*What to do*
Below are the records. List every line holding the word "jetzt".

■ ■ ■ ■

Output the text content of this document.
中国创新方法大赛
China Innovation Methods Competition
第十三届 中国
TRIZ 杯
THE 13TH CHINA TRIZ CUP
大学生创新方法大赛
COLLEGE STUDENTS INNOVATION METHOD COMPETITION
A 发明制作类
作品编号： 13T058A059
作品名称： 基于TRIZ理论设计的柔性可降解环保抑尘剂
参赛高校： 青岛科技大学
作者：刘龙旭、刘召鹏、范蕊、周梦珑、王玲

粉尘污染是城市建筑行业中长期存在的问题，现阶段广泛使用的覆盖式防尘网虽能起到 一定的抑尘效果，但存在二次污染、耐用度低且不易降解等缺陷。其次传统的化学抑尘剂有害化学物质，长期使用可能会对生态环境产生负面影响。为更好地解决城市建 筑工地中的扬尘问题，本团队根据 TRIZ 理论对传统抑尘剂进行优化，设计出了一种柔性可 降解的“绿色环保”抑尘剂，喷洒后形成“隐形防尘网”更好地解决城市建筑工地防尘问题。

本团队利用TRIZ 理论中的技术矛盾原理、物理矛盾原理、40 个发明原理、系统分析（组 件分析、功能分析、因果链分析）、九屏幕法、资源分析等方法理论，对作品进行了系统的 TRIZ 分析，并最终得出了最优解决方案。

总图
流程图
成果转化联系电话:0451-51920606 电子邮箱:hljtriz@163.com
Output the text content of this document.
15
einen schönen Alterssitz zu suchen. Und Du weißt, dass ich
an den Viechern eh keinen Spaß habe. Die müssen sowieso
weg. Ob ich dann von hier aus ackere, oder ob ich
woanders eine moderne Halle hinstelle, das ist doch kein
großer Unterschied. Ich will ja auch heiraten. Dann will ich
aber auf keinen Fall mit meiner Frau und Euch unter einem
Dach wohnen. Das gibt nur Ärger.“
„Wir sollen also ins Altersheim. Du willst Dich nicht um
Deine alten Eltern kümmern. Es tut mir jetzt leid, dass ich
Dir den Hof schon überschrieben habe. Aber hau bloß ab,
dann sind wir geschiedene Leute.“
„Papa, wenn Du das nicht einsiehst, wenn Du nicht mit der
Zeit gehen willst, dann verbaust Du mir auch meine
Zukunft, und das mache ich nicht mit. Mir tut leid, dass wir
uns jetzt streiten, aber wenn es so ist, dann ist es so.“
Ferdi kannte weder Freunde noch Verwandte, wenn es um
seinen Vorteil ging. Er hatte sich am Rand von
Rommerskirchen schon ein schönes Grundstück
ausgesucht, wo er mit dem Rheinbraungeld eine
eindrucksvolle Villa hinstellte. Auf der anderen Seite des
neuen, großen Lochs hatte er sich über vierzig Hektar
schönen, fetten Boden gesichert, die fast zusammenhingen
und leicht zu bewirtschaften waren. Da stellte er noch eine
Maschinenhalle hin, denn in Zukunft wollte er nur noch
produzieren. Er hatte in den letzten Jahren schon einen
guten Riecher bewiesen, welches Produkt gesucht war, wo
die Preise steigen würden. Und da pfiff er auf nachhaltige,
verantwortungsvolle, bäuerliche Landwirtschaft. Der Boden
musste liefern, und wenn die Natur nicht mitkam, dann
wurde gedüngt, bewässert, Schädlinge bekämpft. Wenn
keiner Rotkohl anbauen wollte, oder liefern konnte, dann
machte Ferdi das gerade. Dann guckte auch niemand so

■ ■ ■ ■

*Answer below*
Deine alten Eltern kümmern. Es tut mir jetzt leid, dass ich
uns jetzt streiten, aber wenn es so ist, dann ist es so.“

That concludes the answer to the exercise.